Items listed in a dataset

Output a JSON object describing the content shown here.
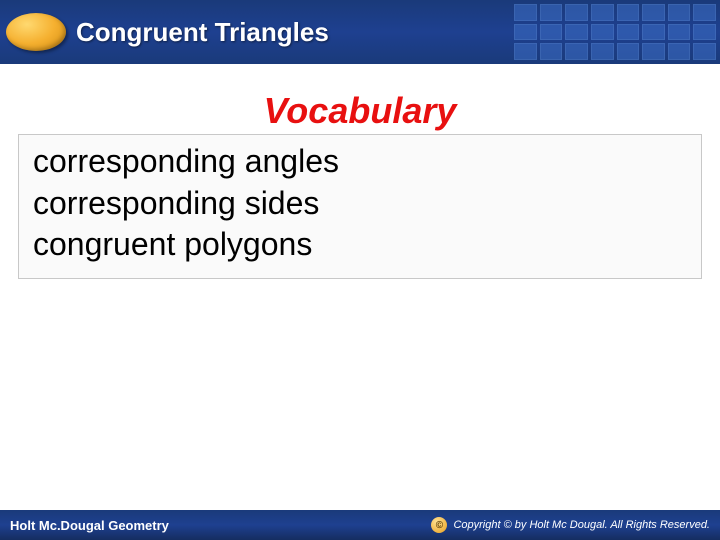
{
  "header": {
    "title": "Congruent Triangles",
    "background_gradient": [
      "#1a3a7a",
      "#1e4090",
      "#1a3a7a"
    ],
    "badge_colors": [
      "#ffd970",
      "#f5b030",
      "#d08a10"
    ]
  },
  "content": {
    "heading": "Vocabulary",
    "heading_color": "#e81010",
    "heading_fontsize": 36,
    "terms": [
      "corresponding angles",
      "corresponding sides",
      "congruent polygons"
    ],
    "term_fontsize": 32,
    "term_color": "#000000",
    "box_border": "#c8c8c8",
    "box_bg": "#fafafa"
  },
  "footer": {
    "left_text": "Holt Mc.Dougal Geometry",
    "right_text": "Copyright © by Holt Mc Dougal. All Rights Reserved.",
    "copyright_symbol": "©",
    "background_gradient": [
      "#1a3a7a",
      "#1e4090",
      "#152d60"
    ],
    "text_color": "#ffffff"
  }
}
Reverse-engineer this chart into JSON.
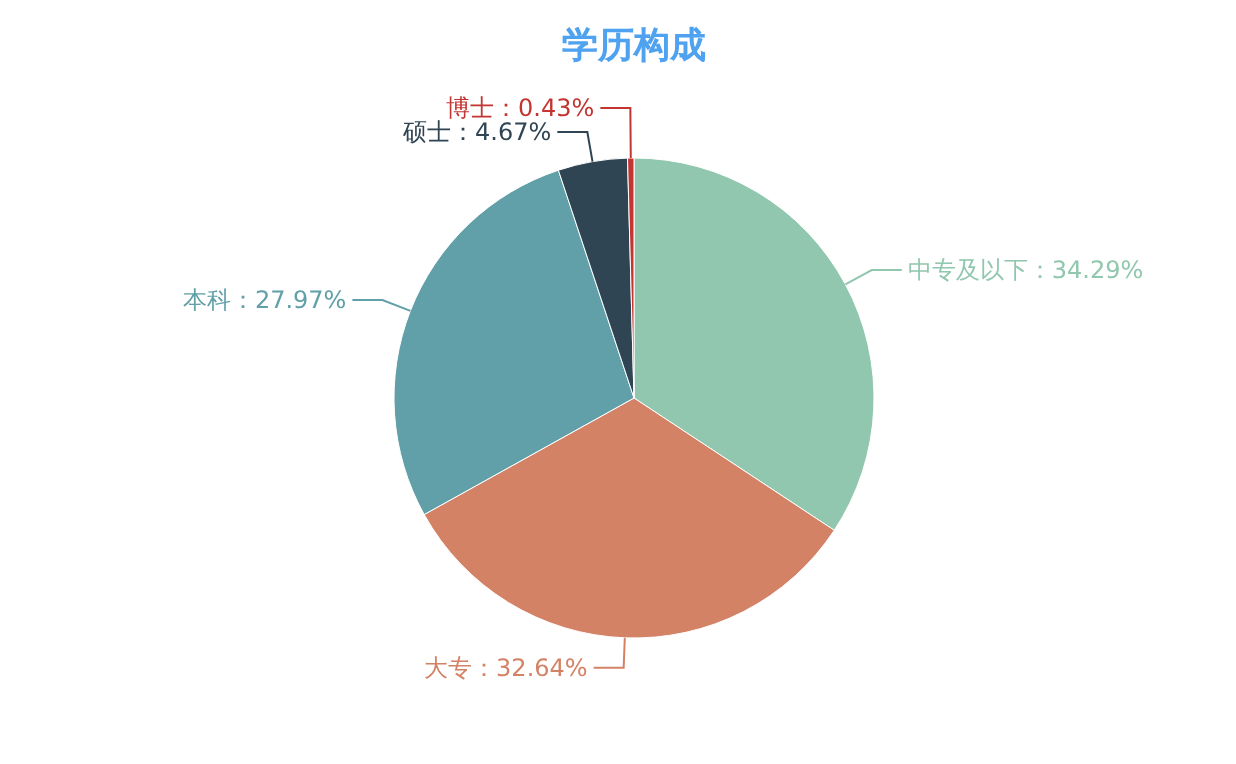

Instructions for the task –
Output an exact copy of the material, with the pictures removed.

Task response –
Output a JSON object describing the content shown here.
{
  "header": {
    "title": "Congruent Triangles",
    "background_gradient": [
      "#1a3a7a",
      "#1e4090",
      "#1a3a7a"
    ],
    "badge_colors": [
      "#ffd970",
      "#f5b030",
      "#d08a10"
    ]
  },
  "content": {
    "heading": "Vocabulary",
    "heading_color": "#e81010",
    "heading_fontsize": 36,
    "terms": [
      "corresponding angles",
      "corresponding sides",
      "congruent polygons"
    ],
    "term_fontsize": 32,
    "term_color": "#000000",
    "box_border": "#c8c8c8",
    "box_bg": "#fafafa"
  },
  "footer": {
    "left_text": "Holt Mc.Dougal Geometry",
    "right_text": "Copyright © by Holt Mc Dougal. All Rights Reserved.",
    "copyright_symbol": "©",
    "background_gradient": [
      "#1a3a7a",
      "#1e4090",
      "#152d60"
    ],
    "text_color": "#ffffff"
  }
}
Reverse-engineer this chart into JSON.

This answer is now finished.